==== Records shown ====

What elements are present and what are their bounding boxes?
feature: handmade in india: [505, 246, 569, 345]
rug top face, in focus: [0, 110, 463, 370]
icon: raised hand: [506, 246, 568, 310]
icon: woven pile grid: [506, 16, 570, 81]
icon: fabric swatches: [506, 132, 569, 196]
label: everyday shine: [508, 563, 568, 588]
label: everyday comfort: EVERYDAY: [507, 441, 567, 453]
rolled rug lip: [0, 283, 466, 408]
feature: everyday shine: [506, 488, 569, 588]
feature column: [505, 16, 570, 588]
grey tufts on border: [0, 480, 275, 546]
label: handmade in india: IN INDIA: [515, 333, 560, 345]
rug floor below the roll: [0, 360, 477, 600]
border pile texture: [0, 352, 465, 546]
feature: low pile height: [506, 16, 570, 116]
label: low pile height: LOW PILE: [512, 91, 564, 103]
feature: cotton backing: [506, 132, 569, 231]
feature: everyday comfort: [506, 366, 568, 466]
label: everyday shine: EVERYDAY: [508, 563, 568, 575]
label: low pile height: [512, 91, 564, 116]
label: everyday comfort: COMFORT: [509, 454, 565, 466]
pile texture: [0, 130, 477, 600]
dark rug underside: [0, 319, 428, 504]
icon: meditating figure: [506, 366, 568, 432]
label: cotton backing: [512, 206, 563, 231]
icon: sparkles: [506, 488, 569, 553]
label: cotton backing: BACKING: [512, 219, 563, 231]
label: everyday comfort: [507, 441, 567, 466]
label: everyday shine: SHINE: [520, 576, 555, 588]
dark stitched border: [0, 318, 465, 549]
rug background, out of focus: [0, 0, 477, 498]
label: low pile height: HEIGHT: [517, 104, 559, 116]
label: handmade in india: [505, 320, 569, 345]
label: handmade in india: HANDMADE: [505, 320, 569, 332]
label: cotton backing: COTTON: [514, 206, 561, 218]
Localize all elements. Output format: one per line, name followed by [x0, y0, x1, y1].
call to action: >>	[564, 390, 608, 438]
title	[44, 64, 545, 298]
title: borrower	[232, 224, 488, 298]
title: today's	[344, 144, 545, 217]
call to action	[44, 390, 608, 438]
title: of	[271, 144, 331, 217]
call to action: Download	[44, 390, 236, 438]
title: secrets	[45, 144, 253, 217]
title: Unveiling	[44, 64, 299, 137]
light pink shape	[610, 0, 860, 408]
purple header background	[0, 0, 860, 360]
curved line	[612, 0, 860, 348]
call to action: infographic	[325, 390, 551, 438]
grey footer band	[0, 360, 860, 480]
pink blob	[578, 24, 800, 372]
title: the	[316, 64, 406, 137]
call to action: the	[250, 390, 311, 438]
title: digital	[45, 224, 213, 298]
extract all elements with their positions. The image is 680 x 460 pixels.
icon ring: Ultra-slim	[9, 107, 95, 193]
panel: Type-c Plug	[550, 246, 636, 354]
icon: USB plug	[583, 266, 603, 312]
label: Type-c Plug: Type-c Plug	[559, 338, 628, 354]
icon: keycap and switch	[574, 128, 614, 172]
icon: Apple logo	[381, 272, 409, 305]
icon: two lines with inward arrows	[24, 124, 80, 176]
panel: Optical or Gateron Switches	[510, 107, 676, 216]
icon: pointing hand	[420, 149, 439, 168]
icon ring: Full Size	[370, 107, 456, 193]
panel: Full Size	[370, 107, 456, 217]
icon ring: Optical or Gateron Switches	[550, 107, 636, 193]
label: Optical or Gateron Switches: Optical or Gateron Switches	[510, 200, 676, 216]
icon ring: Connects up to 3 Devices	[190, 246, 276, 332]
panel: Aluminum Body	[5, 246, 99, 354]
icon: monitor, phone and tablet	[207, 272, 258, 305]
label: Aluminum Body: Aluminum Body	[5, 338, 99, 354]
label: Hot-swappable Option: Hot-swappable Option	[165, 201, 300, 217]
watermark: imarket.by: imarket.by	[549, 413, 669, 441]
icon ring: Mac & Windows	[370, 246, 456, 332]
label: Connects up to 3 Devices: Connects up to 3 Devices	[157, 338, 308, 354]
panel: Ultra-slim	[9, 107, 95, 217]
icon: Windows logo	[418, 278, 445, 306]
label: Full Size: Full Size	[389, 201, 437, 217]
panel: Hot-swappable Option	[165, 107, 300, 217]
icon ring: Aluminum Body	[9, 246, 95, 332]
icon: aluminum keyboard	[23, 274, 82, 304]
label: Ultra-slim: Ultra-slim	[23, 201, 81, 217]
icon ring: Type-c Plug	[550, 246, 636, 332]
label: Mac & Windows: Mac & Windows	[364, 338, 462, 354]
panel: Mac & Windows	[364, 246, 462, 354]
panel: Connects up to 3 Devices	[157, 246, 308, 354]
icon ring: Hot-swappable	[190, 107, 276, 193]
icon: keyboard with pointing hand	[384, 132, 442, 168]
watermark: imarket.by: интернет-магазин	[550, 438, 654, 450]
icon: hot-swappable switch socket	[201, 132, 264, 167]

====

# Given instruction
Reproduce every one of the items above word for word, without changing a single character.

# Response to the task
What elements are present and what are their bounding boxes?
feature: handmade in india: [505, 246, 569, 345]
rug top face, in focus: [0, 110, 463, 370]
icon: raised hand: [506, 246, 568, 310]
icon: woven pile grid: [506, 16, 570, 81]
icon: fabric swatches: [506, 132, 569, 196]
label: everyday shine: [508, 563, 568, 588]
label: everyday comfort: EVERYDAY: [507, 441, 567, 453]
rolled rug lip: [0, 283, 466, 408]
feature: everyday shine: [506, 488, 569, 588]
feature column: [505, 16, 570, 588]
grey tufts on border: [0, 480, 275, 546]
label: handmade in india: IN INDIA: [515, 333, 560, 345]
rug floor below the roll: [0, 360, 477, 600]
border pile texture: [0, 352, 465, 546]
feature: low pile height: [506, 16, 570, 116]
label: low pile height: LOW PILE: [512, 91, 564, 103]
feature: cotton backing: [506, 132, 569, 231]
feature: everyday comfort: [506, 366, 568, 466]
label: everyday shine: EVERYDAY: [508, 563, 568, 575]
label: low pile height: [512, 91, 564, 116]
label: everyday comfort: COMFORT: [509, 454, 565, 466]
pile texture: [0, 130, 477, 600]
dark rug underside: [0, 319, 428, 504]
icon: meditating figure: [506, 366, 568, 432]
label: cotton backing: [512, 206, 563, 231]
icon: sparkles: [506, 488, 569, 553]
label: cotton backing: BACKING: [512, 219, 563, 231]
label: everyday comfort: [507, 441, 567, 466]
label: everyday shine: SHINE: [520, 576, 555, 588]
dark stitched border: [0, 318, 465, 549]
rug background, out of focus: [0, 0, 477, 498]
label: low pile height: HEIGHT: [517, 104, 559, 116]
label: handmade in india: [505, 320, 569, 345]
label: handmade in india: HANDMADE: [505, 320, 569, 332]
label: cotton backing: COTTON: [514, 206, 561, 218]
Localize all elements. Output format: one per line, name followed by [x0, y0, x1, y1].
call to action: >>	[564, 390, 608, 438]
title	[44, 64, 545, 298]
title: borrower	[232, 224, 488, 298]
title: today's	[344, 144, 545, 217]
call to action	[44, 390, 608, 438]
title: of	[271, 144, 331, 217]
call to action: Download	[44, 390, 236, 438]
title: secrets	[45, 144, 253, 217]
title: Unveiling	[44, 64, 299, 137]
light pink shape	[610, 0, 860, 408]
purple header background	[0, 0, 860, 360]
curved line	[612, 0, 860, 348]
call to action: infographic	[325, 390, 551, 438]
grey footer band	[0, 360, 860, 480]
pink blob	[578, 24, 800, 372]
title: the	[316, 64, 406, 137]
call to action: the	[250, 390, 311, 438]
title: digital	[45, 224, 213, 298]
extract all elements with their positions. The image is 680 x 460 pixels.
icon ring: Ultra-slim	[9, 107, 95, 193]
panel: Type-c Plug	[550, 246, 636, 354]
icon: USB plug	[583, 266, 603, 312]
label: Type-c Plug: Type-c Plug	[559, 338, 628, 354]
icon: keycap and switch	[574, 128, 614, 172]
icon: Apple logo	[381, 272, 409, 305]
icon: two lines with inward arrows	[24, 124, 80, 176]
panel: Optical or Gateron Switches	[510, 107, 676, 216]
icon: pointing hand	[420, 149, 439, 168]
icon ring: Full Size	[370, 107, 456, 193]
panel: Full Size	[370, 107, 456, 217]
icon ring: Optical or Gateron Switches	[550, 107, 636, 193]
label: Optical or Gateron Switches: Optical or Gateron Switches	[510, 200, 676, 216]
icon ring: Connects up to 3 Devices	[190, 246, 276, 332]
panel: Aluminum Body	[5, 246, 99, 354]
icon: monitor, phone and tablet	[207, 272, 258, 305]
label: Aluminum Body: Aluminum Body	[5, 338, 99, 354]
label: Hot-swappable Option: Hot-swappable Option	[165, 201, 300, 217]
watermark: imarket.by: imarket.by	[549, 413, 669, 441]
icon ring: Mac & Windows	[370, 246, 456, 332]
label: Connects up to 3 Devices: Connects up to 3 Devices	[157, 338, 308, 354]
panel: Ultra-slim	[9, 107, 95, 217]
icon: Windows logo	[418, 278, 445, 306]
label: Full Size: Full Size	[389, 201, 437, 217]
panel: Hot-swappable Option	[165, 107, 300, 217]
icon ring: Aluminum Body	[9, 246, 95, 332]
icon: aluminum keyboard	[23, 274, 82, 304]
label: Ultra-slim: Ultra-slim	[23, 201, 81, 217]
icon ring: Type-c Plug	[550, 246, 636, 332]
label: Mac & Windows: Mac & Windows	[364, 338, 462, 354]
panel: Mac & Windows	[364, 246, 462, 354]
panel: Connects up to 3 Devices	[157, 246, 308, 354]
icon ring: Hot-swappable	[190, 107, 276, 193]
icon: keyboard with pointing hand	[384, 132, 442, 168]
watermark: imarket.by: интернет-магазин	[550, 438, 654, 450]
icon: hot-swappable switch socket	[201, 132, 264, 167]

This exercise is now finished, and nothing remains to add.